→ **THE TASK**
Without omitting anything, return the records precisely as given.

— BEGIN GIVEN INFORMATION —

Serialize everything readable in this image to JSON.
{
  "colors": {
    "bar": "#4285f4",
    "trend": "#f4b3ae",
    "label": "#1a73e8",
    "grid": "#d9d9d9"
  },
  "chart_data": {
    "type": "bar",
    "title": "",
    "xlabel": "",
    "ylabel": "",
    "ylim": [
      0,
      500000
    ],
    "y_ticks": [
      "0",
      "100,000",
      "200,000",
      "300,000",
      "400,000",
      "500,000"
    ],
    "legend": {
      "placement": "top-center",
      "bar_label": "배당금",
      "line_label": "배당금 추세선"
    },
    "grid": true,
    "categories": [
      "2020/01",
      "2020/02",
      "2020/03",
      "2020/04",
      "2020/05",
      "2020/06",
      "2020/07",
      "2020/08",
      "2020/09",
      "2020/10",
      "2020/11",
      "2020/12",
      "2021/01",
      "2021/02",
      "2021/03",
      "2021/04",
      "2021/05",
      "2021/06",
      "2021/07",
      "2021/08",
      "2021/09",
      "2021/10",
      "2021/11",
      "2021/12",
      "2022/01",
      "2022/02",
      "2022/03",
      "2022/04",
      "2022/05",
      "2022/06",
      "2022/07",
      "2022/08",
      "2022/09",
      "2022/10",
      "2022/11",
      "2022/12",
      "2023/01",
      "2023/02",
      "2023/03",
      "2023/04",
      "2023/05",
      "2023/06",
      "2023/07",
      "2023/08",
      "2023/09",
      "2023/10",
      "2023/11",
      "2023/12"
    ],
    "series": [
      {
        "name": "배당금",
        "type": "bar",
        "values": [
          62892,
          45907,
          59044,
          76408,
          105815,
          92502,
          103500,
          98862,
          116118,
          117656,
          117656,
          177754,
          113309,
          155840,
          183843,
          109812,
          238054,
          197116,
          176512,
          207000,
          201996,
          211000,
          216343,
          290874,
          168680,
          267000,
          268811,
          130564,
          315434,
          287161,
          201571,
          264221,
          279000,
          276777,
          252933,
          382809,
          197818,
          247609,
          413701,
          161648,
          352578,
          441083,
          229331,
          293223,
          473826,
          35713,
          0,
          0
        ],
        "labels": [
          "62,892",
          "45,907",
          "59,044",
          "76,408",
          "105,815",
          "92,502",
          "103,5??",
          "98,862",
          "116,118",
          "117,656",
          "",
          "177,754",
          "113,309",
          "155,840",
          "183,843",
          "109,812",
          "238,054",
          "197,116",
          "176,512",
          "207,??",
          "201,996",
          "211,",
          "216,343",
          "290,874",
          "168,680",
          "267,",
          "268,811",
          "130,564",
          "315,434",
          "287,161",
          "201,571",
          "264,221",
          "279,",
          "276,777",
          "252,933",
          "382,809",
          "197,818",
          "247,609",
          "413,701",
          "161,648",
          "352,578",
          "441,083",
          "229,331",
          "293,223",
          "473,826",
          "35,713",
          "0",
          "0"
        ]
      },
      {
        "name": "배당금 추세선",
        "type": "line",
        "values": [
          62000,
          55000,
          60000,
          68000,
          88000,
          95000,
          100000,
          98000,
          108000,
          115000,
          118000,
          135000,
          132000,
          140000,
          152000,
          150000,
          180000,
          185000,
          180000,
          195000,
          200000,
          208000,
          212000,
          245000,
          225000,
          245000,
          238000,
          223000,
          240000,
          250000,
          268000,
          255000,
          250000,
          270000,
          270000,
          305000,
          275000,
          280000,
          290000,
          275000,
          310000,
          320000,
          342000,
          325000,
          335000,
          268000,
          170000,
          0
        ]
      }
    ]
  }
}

— END GIVEN INFORMATION —

→ **WRITTEN SOLUTION**
Serialize everything readable in this image to JSON.
{
  "colors": {
    "bar": "#4285f4",
    "trend": "#f4b3ae",
    "label": "#1a73e8",
    "grid": "#d9d9d9"
  },
  "chart_data": {
    "type": "bar",
    "title": "",
    "xlabel": "",
    "ylabel": "",
    "ylim": [
      0,
      500000
    ],
    "y_ticks": [
      "0",
      "100,000",
      "200,000",
      "300,000",
      "400,000",
      "500,000"
    ],
    "legend": {
      "placement": "top-center",
      "bar_label": "배당금",
      "line_label": "배당금 추세선"
    },
    "grid": true,
    "categories": [
      "2020/01",
      "2020/02",
      "2020/03",
      "2020/04",
      "2020/05",
      "2020/06",
      "2020/07",
      "2020/08",
      "2020/09",
      "2020/10",
      "2020/11",
      "2020/12",
      "2021/01",
      "2021/02",
      "2021/03",
      "2021/04",
      "2021/05",
      "2021/06",
      "2021/07",
      "2021/08",
      "2021/09",
      "2021/10",
      "2021/11",
      "2021/12",
      "2022/01",
      "2022/02",
      "2022/03",
      "2022/04",
      "2022/05",
      "2022/06",
      "2022/07",
      "2022/08",
      "2022/09",
      "2022/10",
      "2022/11",
      "2022/12",
      "2023/01",
      "2023/02",
      "2023/03",
      "2023/04",
      "2023/05",
      "2023/06",
      "2023/07",
      "2023/08",
      "2023/09",
      "2023/10",
      "2023/11",
      "2023/12"
    ],
    "series": [
      {
        "name": "배당금",
        "type": "bar",
        "values": [
          62892,
          45907,
          59044,
          76408,
          105815,
          92502,
          103500,
          98862,
          116118,
          117656,
          117656,
          177754,
          113309,
          155840,
          183843,
          109812,
          238054,
          197116,
          176512,
          207000,
          201996,
          211000,
          216343,
          290874,
          168680,
          267000,
          268811,
          130564,
          315434,
          287161,
          201571,
          264221,
          279000,
          276777,
          252933,
          382809,
          197818,
          247609,
          413701,
          161648,
          352578,
          441083,
          229331,
          293223,
          473826,
          35713,
          0,
          0
        ],
        "labels": [
          "62,892",
          "45,907",
          "59,044",
          "76,408",
          "105,815",
          "92,502",
          "103,5??",
          "98,862",
          "116,118",
          "117,656",
          "",
          "177,754",
          "113,309",
          "155,840",
          "183,843",
          "109,812",
          "238,054",
          "197,116",
          "176,512",
          "207,??",
          "201,996",
          "211,",
          "216,343",
          "290,874",
          "168,680",
          "267,",
          "268,811",
          "130,564",
          "315,434",
          "287,161",
          "201,571",
          "264,221",
          "279,",
          "276,777",
          "252,933",
          "382,809",
          "197,818",
          "247,609",
          "413,701",
          "161,648",
          "352,578",
          "441,083",
          "229,331",
          "293,223",
          "473,826",
          "35,713",
          "0",
          "0"
        ]
      },
      {
        "name": "배당금 추세선",
        "type": "line",
        "values": [
          62000,
          55000,
          60000,
          68000,
          88000,
          95000,
          100000,
          98000,
          108000,
          115000,
          118000,
          135000,
          132000,
          140000,
          152000,
          150000,
          180000,
          185000,
          180000,
          195000,
          200000,
          208000,
          212000,
          245000,
          225000,
          245000,
          238000,
          223000,
          240000,
          250000,
          268000,
          255000,
          250000,
          270000,
          270000,
          305000,
          275000,
          280000,
          290000,
          275000,
          310000,
          320000,
          342000,
          325000,
          335000,
          268000,
          170000,
          0
        ]
      }
    ]
  }
}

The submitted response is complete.